## Task prompt
Leave out the pictures and repeat exactly the lines from the one containing "Transcribe this image's" through the end of the records.

## Supplied material

* * *

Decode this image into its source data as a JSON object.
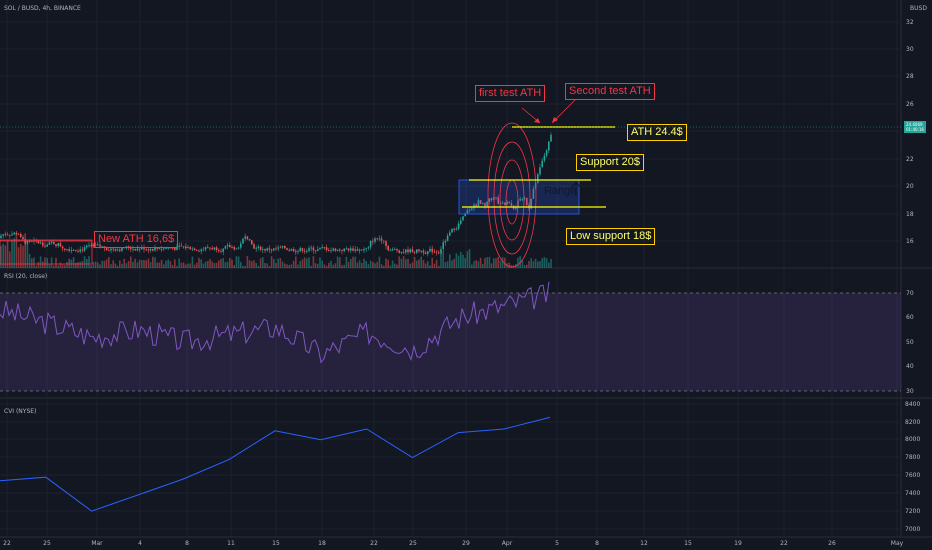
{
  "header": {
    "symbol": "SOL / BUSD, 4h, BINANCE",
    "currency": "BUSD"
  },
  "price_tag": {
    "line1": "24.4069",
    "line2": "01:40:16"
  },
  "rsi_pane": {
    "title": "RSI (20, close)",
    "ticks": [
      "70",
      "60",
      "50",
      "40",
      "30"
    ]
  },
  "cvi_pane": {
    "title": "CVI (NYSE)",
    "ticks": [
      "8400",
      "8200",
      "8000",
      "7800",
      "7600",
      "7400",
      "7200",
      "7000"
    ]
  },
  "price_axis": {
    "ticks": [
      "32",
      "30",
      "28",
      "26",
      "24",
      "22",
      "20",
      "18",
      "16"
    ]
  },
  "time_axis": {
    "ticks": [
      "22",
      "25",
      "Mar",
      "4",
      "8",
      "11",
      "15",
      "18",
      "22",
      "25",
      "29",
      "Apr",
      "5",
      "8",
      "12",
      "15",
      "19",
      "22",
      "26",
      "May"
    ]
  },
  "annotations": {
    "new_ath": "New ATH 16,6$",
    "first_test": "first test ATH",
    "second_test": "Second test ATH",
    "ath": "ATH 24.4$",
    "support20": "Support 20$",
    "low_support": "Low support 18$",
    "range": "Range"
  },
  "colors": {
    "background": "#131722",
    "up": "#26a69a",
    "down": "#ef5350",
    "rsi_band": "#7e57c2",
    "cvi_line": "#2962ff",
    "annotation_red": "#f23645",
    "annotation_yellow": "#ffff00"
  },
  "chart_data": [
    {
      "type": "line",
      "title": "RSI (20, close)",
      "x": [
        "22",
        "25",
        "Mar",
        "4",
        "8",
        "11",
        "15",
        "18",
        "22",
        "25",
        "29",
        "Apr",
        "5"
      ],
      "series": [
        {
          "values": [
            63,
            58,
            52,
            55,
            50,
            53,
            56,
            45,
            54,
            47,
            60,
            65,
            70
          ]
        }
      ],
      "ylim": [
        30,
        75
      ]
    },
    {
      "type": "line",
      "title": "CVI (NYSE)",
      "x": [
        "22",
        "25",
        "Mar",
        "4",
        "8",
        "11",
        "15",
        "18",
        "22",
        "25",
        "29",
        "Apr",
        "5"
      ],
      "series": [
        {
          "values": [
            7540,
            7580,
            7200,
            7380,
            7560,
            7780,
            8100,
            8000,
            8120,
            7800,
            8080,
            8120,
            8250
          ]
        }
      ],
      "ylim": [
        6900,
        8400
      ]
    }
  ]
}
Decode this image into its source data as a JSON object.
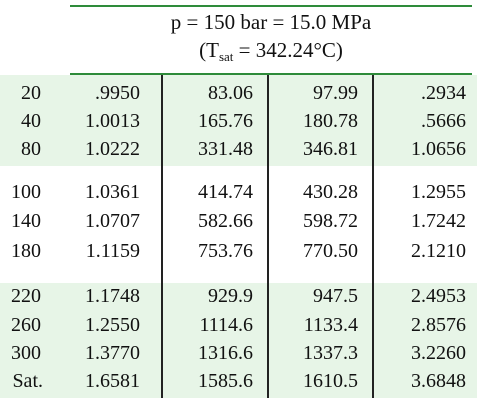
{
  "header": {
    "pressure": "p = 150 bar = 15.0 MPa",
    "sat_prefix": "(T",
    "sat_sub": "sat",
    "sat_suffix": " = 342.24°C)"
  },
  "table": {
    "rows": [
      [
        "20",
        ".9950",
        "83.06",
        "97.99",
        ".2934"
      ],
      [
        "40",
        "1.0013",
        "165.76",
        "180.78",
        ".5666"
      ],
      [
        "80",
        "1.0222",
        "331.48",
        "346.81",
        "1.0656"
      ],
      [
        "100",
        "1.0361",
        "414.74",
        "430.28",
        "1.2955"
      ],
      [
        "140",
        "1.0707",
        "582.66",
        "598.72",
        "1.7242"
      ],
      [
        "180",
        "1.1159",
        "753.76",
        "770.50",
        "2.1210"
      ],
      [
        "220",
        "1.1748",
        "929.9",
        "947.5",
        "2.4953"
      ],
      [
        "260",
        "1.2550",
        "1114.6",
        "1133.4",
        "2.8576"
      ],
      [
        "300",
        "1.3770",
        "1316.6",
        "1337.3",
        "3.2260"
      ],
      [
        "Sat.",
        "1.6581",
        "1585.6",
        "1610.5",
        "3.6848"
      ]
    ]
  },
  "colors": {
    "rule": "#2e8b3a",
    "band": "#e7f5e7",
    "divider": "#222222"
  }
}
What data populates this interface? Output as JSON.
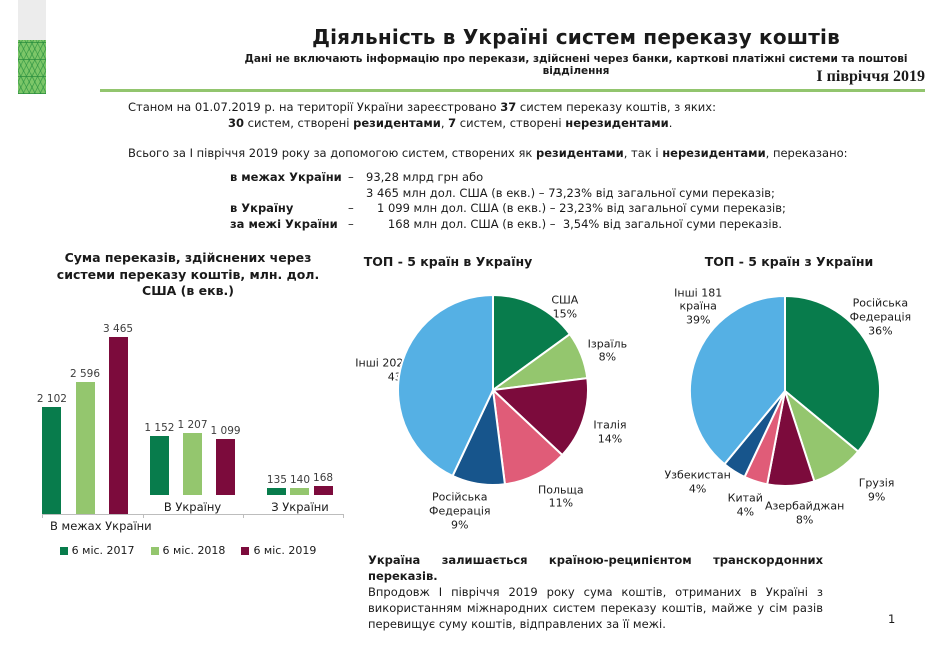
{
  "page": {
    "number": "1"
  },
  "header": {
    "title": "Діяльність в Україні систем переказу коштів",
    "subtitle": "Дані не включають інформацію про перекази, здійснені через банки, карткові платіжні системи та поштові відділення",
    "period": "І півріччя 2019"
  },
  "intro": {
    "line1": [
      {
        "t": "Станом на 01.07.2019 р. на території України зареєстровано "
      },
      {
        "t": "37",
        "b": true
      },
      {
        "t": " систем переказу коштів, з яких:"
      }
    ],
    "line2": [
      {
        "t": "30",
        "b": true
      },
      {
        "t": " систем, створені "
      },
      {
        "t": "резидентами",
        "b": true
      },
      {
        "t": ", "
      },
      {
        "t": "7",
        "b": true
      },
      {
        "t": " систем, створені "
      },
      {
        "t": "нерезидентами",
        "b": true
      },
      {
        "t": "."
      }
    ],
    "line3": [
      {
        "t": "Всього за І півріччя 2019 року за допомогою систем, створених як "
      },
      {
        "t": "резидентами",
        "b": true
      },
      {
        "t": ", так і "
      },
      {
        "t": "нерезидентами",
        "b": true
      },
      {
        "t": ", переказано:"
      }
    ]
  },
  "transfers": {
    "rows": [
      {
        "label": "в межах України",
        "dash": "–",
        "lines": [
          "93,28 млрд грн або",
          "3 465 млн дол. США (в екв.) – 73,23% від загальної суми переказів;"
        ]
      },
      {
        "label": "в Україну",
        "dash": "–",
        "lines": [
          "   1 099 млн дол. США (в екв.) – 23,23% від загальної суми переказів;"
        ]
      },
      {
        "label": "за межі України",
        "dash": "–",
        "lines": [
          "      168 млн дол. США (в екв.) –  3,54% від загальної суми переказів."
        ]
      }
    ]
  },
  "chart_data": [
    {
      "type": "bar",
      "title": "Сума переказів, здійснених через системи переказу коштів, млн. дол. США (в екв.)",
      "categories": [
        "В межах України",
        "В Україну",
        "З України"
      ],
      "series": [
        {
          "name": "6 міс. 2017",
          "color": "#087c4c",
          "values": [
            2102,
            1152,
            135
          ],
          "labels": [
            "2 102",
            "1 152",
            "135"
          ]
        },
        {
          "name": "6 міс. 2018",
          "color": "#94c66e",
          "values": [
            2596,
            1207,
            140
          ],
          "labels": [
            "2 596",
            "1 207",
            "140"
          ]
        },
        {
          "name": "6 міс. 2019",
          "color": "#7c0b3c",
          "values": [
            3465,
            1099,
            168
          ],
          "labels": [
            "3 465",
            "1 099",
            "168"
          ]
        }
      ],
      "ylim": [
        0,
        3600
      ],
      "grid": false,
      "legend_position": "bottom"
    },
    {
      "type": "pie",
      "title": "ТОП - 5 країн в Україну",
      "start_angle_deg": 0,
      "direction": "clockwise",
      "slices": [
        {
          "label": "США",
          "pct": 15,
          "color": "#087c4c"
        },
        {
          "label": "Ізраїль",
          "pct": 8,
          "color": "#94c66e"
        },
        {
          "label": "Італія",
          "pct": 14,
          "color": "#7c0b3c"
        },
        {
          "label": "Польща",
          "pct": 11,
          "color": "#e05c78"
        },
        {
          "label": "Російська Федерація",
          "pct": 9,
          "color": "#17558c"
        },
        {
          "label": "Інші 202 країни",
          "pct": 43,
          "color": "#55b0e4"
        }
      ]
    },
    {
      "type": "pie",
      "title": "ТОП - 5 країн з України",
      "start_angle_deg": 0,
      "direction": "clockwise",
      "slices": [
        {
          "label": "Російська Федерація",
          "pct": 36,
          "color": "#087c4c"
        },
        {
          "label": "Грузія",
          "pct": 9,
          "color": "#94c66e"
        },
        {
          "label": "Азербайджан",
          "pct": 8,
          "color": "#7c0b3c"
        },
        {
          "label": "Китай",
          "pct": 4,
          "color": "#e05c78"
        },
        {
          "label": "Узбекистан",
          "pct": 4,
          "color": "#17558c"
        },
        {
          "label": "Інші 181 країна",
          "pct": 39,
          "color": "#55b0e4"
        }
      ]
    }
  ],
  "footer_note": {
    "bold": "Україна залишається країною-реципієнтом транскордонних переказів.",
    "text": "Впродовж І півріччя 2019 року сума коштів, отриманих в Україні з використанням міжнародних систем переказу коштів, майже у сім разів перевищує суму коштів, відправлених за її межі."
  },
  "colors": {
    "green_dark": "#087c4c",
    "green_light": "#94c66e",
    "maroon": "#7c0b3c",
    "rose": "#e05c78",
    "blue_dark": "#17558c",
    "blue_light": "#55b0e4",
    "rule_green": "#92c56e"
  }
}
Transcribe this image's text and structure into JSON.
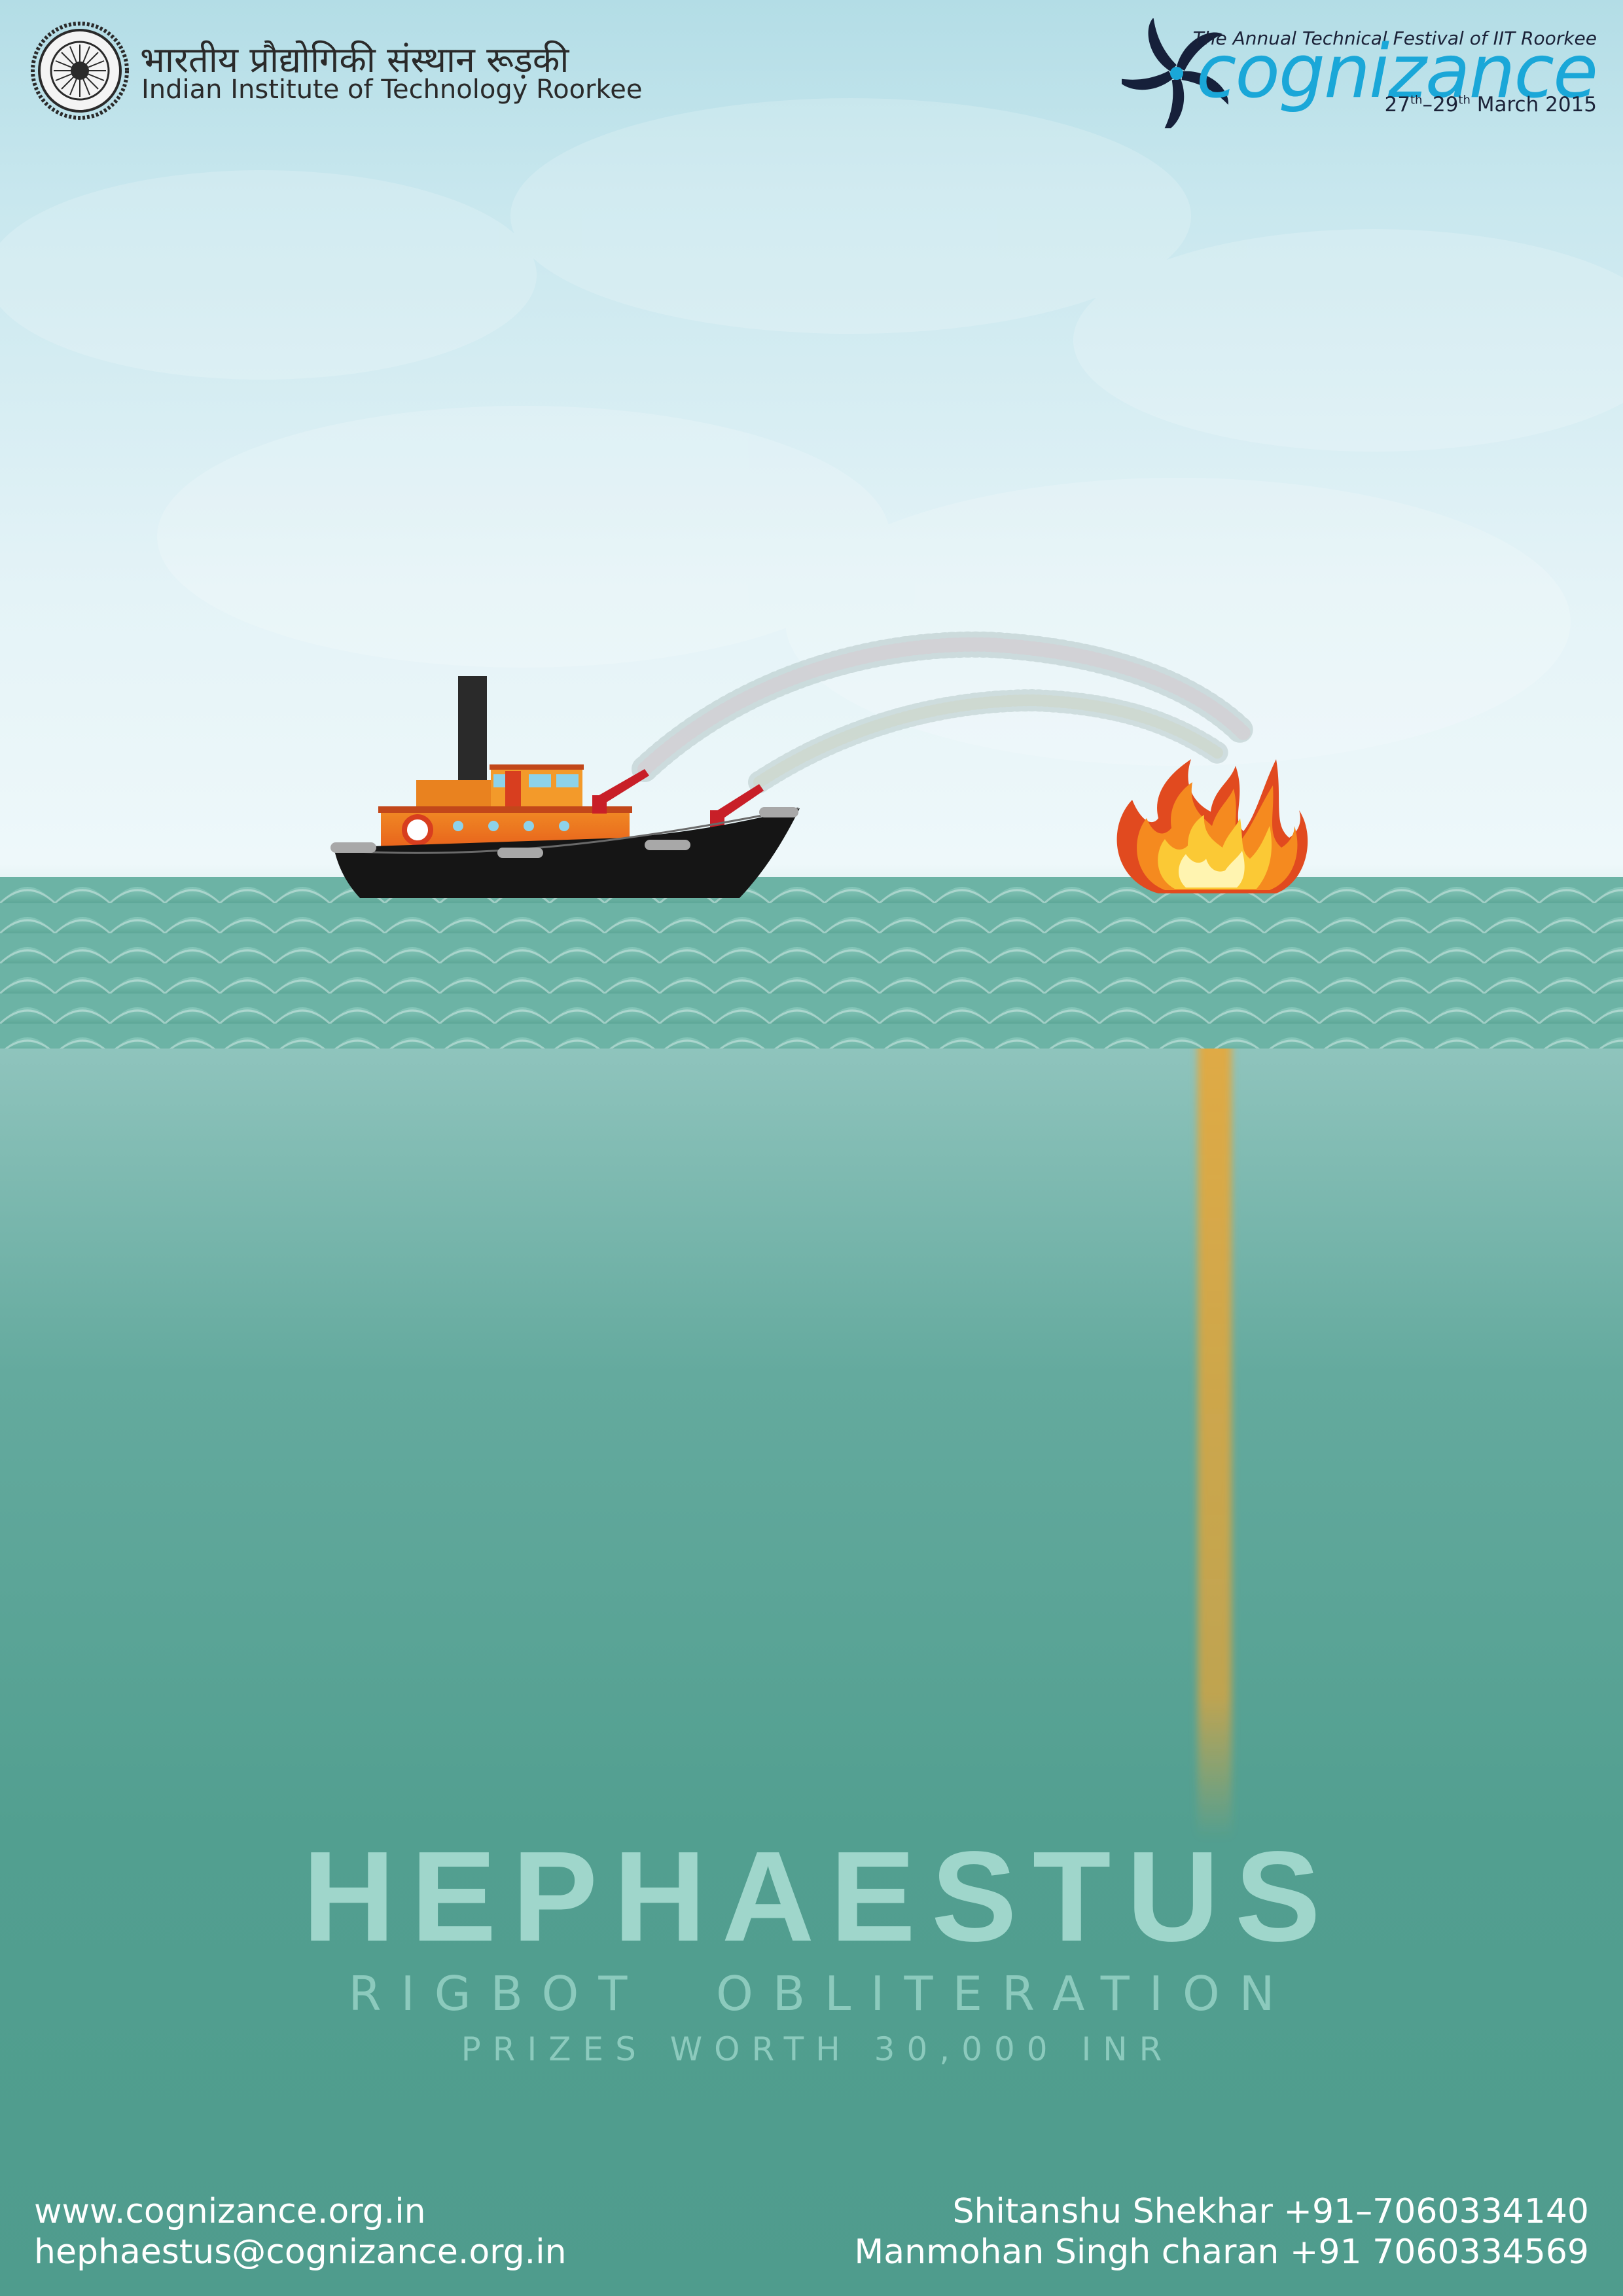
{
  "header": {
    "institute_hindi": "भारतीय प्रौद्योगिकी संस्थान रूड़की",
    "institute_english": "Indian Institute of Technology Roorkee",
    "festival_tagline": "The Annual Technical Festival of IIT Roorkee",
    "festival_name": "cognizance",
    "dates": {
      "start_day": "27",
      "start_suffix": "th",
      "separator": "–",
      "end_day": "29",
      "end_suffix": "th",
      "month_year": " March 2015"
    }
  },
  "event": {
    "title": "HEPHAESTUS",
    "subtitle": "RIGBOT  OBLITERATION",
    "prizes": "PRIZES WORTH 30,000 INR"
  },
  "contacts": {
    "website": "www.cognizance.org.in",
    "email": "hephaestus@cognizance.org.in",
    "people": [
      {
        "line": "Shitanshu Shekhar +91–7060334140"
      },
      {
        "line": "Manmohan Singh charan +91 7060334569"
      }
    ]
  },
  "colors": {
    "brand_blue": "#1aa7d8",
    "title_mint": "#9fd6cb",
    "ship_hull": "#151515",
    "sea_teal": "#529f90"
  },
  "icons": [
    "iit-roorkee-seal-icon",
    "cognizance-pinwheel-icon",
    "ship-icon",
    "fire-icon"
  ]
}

* * *

## Answer for the task
Transcribe this image's text and structure into JSON.
{
  "header": {
    "institute_hindi": "भारतीय प्रौद्योगिकी संस्थान रूड़की",
    "institute_english": "Indian Institute of Technology Roorkee",
    "festival_tagline": "The Annual Technical Festival of IIT Roorkee",
    "festival_name": "cognizance",
    "dates": {
      "start_day": "27",
      "start_suffix": "th",
      "separator": "–",
      "end_day": "29",
      "end_suffix": "th",
      "month_year": " March 2015"
    }
  },
  "event": {
    "title": "HEPHAESTUS",
    "subtitle": "RIGBOT  OBLITERATION",
    "prizes": "PRIZES WORTH 30,000 INR"
  },
  "contacts": {
    "website": "www.cognizance.org.in",
    "email": "hephaestus@cognizance.org.in",
    "people": [
      {
        "line": "Shitanshu Shekhar +91–7060334140"
      },
      {
        "line": "Manmohan Singh charan +91 7060334569"
      }
    ]
  },
  "colors": {
    "brand_blue": "#1aa7d8",
    "title_mint": "#9fd6cb",
    "ship_hull": "#151515",
    "sea_teal": "#529f90"
  },
  "icons": [
    "iit-roorkee-seal-icon",
    "cognizance-pinwheel-icon",
    "ship-icon",
    "fire-icon"
  ]
}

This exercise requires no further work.